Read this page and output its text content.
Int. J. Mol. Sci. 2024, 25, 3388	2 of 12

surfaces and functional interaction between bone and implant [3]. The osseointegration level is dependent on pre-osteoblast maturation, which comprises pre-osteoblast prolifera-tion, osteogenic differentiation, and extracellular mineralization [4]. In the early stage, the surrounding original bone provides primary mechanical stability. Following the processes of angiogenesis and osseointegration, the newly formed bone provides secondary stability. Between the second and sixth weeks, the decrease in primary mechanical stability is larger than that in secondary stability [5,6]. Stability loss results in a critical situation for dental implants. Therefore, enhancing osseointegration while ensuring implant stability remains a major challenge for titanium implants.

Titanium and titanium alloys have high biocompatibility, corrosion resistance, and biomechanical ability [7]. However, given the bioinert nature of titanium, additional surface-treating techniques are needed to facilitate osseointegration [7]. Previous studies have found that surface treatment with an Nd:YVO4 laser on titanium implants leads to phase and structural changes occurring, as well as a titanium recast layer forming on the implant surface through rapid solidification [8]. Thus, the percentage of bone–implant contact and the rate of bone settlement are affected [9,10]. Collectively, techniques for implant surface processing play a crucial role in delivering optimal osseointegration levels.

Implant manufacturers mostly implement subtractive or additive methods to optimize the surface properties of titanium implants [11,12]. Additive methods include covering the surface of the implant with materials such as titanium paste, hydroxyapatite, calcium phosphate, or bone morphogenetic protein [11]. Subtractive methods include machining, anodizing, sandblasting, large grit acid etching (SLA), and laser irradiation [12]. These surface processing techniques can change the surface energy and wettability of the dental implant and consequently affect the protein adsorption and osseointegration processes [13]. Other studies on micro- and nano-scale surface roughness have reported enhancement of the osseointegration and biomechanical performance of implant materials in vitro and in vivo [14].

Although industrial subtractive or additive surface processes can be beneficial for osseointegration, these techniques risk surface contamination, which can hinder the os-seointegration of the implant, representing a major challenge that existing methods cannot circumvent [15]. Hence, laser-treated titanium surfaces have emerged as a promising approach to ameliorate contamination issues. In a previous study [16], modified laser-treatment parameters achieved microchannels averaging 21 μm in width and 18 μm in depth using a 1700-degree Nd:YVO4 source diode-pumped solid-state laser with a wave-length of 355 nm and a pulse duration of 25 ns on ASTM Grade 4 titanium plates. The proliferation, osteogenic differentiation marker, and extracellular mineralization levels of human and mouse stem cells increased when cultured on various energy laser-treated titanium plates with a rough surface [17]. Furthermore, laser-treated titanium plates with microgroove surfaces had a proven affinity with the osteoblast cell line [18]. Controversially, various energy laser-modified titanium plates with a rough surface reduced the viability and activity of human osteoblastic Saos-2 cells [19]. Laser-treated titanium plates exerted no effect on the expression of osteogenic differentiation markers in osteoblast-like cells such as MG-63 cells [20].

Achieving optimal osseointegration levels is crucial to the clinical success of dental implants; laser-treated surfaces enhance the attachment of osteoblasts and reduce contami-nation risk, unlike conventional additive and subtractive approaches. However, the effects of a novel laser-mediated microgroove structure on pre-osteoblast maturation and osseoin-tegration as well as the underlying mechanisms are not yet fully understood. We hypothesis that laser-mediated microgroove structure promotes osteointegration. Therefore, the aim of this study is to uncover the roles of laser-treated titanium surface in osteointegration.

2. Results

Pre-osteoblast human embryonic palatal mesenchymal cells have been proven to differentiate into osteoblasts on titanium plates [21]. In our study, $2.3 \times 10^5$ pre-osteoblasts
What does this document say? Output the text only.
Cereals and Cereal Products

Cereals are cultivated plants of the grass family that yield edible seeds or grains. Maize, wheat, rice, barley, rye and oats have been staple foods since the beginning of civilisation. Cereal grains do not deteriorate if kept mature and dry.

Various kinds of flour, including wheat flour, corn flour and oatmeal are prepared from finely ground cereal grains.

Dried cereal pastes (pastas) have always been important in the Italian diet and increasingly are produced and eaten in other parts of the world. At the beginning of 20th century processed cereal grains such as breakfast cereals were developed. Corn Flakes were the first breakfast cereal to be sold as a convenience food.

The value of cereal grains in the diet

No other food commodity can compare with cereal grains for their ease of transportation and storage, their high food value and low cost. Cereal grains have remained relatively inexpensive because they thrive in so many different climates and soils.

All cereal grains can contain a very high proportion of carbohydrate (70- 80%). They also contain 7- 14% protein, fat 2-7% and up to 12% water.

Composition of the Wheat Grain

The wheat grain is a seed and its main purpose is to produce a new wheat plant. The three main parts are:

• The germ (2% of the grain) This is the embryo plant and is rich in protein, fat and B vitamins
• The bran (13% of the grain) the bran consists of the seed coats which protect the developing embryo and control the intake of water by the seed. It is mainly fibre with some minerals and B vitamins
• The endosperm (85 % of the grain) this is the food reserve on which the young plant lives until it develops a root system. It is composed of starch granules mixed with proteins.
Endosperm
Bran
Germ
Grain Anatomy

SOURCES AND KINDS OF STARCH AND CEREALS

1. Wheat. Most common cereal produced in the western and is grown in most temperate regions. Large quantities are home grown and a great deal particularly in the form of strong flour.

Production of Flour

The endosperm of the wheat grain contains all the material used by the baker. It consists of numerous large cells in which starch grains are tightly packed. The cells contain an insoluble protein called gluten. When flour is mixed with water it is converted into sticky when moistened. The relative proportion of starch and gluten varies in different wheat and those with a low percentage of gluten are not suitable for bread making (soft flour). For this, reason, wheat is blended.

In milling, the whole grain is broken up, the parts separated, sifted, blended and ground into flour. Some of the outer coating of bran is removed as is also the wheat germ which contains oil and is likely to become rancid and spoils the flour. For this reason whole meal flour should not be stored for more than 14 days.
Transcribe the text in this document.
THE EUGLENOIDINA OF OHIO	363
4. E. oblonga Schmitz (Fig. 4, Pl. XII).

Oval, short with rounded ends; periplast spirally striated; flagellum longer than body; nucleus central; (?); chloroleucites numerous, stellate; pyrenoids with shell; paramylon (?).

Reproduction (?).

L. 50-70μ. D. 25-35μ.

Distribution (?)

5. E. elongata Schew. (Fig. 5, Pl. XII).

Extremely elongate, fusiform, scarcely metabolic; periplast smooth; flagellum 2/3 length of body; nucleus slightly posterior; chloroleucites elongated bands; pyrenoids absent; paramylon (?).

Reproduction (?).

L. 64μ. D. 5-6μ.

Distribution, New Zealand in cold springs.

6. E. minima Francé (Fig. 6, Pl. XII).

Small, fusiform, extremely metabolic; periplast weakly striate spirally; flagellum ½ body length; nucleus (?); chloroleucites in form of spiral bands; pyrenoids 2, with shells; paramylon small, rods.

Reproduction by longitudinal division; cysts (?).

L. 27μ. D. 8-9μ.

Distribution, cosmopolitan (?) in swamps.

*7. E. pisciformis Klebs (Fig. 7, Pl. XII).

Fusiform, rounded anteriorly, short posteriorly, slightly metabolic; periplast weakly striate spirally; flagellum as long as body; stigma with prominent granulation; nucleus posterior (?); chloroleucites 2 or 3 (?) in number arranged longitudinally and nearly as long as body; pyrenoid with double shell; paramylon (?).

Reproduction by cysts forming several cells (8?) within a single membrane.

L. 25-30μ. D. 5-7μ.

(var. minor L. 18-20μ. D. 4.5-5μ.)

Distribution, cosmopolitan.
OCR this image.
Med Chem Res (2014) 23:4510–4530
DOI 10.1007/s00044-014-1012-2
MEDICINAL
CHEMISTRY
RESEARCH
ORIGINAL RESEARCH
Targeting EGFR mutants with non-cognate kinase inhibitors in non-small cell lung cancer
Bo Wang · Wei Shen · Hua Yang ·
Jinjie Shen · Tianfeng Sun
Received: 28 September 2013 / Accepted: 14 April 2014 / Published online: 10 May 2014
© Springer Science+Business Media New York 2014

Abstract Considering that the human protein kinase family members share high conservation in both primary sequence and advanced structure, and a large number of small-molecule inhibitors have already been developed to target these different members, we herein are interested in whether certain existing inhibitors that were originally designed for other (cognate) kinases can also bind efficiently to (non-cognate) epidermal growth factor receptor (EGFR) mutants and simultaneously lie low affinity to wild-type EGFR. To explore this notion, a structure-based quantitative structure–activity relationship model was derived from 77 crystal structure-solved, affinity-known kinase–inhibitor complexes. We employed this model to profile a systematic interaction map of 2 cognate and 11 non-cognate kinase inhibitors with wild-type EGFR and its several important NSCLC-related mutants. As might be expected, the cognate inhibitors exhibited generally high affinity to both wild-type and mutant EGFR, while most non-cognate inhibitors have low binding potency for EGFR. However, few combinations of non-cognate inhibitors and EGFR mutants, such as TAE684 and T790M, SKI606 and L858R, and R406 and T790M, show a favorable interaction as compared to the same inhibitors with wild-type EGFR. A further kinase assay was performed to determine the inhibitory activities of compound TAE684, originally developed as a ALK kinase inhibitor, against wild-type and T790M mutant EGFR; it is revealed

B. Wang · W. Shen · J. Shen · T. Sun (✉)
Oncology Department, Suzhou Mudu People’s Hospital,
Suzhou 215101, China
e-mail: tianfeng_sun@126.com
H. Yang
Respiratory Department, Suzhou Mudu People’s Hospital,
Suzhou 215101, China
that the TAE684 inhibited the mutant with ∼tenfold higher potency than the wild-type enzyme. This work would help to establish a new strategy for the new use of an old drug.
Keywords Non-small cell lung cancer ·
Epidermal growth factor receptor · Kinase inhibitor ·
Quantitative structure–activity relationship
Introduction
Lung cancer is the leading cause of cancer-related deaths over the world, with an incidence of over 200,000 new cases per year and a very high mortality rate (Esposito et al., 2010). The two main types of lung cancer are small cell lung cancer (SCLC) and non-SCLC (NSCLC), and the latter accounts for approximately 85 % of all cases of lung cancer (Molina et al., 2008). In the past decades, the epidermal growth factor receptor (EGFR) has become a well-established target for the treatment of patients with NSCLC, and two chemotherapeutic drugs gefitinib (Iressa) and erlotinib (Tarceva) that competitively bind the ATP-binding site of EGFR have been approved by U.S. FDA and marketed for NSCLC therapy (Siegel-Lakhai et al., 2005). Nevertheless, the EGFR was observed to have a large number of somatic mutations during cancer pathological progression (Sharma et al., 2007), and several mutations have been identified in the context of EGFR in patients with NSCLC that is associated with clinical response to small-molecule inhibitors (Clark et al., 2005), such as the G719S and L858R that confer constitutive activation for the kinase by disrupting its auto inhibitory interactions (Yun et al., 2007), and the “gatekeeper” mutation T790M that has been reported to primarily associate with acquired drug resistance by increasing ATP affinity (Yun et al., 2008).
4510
########################################
For the string "chloroleucites", go through the entries above and copy each line where it occurs.

Oval, short with rounded ends; periplast spirally striated; flagellum longer than body; nucleus central; (?); chloroleucites numerous, stellate; pyrenoids with shell; paramylon (?).
Extremely elongate, fusiform, scarcely metabolic; periplast smooth; flagellum 2/3 length of body; nucleus slightly posterior; chloroleucites elongated bands; pyrenoids absent; paramylon (?).
Small, fusiform, extremely metabolic; periplast weakly striate spirally; flagellum ½ body length; nucleus (?); chloroleucites in form of spiral bands; pyrenoids 2, with shells; paramylon small, rods.
Fusiform, rounded anteriorly, short posteriorly, slightly metabolic; periplast weakly striate spirally; flagellum as long as body; stigma with prominent granulation; nucleus posterior (?); chloroleucites 2 or 3 (?) in number arranged longitudinally and nearly as long as body; pyrenoid with double shell; paramylon (?).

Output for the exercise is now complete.